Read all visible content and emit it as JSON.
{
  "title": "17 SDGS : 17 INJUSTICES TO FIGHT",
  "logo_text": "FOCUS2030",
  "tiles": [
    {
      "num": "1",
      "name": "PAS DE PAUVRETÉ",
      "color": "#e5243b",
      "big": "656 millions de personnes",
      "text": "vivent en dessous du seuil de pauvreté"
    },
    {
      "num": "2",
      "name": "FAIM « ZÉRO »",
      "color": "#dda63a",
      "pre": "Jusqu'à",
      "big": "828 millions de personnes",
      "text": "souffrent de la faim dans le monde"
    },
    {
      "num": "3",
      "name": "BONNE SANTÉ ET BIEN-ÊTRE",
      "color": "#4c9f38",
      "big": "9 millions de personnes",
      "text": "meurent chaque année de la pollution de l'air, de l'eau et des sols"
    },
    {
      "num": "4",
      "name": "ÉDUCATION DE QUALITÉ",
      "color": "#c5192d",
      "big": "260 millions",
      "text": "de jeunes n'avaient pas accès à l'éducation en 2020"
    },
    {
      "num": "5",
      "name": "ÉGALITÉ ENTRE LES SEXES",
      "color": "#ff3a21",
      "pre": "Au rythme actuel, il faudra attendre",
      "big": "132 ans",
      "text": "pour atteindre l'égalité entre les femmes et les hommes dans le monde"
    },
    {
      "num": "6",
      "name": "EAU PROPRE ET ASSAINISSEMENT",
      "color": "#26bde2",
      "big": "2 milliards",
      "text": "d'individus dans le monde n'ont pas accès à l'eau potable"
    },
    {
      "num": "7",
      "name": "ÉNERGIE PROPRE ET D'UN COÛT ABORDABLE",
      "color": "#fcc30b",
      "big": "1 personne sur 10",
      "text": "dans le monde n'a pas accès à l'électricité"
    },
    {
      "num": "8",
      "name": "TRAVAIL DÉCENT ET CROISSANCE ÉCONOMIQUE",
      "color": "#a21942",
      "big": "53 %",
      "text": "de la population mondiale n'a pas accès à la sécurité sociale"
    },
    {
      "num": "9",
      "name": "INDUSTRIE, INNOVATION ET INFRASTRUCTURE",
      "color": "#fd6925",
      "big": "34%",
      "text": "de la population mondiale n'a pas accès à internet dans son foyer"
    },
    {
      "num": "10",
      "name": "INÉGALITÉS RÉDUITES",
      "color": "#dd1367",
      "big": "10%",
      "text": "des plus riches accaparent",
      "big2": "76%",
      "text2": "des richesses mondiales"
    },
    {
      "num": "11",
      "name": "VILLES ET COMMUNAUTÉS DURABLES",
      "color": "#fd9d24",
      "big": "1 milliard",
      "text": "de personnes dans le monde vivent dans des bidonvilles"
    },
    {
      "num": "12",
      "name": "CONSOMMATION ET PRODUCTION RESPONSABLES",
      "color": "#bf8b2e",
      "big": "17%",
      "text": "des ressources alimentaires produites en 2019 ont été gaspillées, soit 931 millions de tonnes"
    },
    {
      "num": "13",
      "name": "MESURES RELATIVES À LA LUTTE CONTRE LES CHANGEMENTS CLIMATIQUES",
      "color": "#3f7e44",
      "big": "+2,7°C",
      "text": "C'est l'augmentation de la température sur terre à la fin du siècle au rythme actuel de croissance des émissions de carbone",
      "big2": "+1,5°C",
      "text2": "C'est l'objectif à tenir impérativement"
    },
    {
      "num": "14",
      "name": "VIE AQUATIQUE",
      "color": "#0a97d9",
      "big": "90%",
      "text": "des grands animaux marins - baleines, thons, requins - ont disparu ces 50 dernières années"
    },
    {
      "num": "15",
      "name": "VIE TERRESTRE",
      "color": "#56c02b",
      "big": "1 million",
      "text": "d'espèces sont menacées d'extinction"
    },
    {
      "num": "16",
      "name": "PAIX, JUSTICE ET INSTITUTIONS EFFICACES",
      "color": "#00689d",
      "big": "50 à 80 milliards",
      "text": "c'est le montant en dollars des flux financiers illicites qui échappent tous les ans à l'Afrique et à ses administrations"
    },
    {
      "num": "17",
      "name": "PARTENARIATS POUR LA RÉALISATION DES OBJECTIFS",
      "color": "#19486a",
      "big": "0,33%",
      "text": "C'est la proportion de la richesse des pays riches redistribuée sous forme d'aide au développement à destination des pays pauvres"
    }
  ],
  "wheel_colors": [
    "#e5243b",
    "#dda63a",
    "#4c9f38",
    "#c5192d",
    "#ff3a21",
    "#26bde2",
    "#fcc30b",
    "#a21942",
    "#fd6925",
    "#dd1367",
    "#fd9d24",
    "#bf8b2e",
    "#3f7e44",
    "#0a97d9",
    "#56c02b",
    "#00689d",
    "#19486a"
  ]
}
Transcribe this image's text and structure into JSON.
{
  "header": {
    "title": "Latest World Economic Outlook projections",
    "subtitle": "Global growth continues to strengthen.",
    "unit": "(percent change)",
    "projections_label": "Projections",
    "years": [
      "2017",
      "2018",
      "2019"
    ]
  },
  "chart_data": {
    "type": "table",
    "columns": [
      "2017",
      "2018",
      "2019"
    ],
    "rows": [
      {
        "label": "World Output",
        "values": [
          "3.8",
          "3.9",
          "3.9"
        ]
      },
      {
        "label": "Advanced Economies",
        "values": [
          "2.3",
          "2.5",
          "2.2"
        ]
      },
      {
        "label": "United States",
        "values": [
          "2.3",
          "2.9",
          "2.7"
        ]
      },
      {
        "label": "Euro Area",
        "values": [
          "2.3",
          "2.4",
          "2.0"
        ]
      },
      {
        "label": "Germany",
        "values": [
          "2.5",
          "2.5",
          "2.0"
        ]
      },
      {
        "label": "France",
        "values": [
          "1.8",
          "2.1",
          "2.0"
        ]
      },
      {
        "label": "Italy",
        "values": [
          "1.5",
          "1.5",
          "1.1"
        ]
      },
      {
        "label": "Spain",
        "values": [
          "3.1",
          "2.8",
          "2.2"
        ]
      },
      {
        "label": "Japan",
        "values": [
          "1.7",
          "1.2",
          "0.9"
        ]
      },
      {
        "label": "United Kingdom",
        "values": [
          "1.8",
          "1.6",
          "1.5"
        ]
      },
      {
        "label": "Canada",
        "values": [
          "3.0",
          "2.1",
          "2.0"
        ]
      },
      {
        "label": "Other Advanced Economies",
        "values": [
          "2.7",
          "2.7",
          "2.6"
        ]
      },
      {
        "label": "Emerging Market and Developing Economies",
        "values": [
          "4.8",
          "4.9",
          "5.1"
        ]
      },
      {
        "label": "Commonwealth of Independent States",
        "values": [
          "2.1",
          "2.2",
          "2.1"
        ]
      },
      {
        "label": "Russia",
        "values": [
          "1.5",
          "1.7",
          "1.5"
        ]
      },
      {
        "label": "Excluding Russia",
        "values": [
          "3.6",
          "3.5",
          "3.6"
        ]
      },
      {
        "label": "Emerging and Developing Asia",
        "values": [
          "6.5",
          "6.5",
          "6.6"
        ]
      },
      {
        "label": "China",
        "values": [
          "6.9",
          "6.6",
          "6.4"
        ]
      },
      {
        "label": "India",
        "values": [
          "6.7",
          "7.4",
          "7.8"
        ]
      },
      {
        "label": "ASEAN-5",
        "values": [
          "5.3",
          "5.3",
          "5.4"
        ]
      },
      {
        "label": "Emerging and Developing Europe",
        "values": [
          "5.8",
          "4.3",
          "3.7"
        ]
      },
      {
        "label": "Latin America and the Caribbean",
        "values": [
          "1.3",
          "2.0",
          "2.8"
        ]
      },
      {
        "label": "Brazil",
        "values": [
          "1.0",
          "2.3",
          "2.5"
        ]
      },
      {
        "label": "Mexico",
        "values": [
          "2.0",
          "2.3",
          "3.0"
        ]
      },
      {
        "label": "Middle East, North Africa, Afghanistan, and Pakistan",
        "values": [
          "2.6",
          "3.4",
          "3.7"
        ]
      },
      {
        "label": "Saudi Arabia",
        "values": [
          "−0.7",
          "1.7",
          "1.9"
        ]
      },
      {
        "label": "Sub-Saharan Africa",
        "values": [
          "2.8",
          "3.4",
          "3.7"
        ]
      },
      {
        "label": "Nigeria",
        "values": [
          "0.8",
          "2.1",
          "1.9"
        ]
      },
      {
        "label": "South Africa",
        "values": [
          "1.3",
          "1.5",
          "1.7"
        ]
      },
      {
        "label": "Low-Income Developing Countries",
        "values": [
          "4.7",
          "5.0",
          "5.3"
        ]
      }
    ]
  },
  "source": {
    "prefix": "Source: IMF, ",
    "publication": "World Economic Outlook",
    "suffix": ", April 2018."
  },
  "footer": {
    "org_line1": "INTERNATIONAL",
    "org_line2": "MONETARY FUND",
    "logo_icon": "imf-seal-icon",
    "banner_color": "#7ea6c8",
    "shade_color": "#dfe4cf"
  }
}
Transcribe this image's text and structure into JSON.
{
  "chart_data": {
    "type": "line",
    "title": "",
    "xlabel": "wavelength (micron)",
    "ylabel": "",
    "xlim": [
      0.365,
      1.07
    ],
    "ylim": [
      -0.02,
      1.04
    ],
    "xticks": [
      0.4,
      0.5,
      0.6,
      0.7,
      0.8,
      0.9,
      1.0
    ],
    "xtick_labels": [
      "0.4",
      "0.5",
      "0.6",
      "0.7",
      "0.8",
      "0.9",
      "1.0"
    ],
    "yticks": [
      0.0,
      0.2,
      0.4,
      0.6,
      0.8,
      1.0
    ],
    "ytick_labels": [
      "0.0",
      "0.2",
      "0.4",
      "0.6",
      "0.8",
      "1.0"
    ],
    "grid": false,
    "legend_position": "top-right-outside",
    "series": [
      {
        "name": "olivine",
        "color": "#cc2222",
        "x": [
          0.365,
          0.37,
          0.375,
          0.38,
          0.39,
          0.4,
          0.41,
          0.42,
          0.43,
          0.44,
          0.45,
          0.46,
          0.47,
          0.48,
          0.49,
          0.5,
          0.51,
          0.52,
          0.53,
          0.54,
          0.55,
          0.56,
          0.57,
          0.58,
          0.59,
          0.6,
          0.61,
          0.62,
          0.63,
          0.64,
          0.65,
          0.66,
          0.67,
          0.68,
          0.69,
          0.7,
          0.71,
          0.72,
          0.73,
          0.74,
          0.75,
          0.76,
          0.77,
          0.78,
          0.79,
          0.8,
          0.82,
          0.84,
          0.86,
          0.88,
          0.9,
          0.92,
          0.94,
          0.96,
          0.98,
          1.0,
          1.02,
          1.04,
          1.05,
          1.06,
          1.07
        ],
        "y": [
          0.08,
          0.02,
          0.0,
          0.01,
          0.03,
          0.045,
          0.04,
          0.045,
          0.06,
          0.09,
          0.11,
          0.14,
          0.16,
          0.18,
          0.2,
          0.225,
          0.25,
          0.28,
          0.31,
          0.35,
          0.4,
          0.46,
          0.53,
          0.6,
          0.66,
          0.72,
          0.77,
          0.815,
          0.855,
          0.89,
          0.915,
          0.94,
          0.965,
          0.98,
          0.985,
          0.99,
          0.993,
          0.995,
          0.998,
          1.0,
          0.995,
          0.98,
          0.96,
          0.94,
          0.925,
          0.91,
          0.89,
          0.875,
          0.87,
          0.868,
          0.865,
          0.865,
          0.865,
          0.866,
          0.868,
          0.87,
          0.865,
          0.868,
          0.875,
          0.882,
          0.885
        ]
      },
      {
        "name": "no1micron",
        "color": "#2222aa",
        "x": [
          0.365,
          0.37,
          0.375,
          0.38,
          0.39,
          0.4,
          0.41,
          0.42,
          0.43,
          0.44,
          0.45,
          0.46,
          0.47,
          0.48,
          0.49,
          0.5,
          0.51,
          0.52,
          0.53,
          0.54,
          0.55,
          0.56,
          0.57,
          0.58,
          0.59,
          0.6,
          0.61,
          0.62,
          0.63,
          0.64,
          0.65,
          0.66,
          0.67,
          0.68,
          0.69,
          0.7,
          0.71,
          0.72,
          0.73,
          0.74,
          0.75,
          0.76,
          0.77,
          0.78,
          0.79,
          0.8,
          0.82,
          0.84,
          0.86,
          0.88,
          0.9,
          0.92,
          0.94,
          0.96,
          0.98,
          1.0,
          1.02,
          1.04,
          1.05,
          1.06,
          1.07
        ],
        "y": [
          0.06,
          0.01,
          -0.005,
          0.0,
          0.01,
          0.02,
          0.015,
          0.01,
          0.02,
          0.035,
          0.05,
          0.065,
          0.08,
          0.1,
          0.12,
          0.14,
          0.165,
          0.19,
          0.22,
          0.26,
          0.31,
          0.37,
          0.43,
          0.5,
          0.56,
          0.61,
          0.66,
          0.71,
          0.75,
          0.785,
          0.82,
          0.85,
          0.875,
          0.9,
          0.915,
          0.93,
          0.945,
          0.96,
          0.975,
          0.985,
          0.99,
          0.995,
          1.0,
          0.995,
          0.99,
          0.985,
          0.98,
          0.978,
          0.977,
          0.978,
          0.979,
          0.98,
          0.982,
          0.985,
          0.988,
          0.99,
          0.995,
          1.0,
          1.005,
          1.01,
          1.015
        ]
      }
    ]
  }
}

| Objective |
Of all the lines above, how many contain the word "vivent"? Answer with only the number.

| Exercise result |
2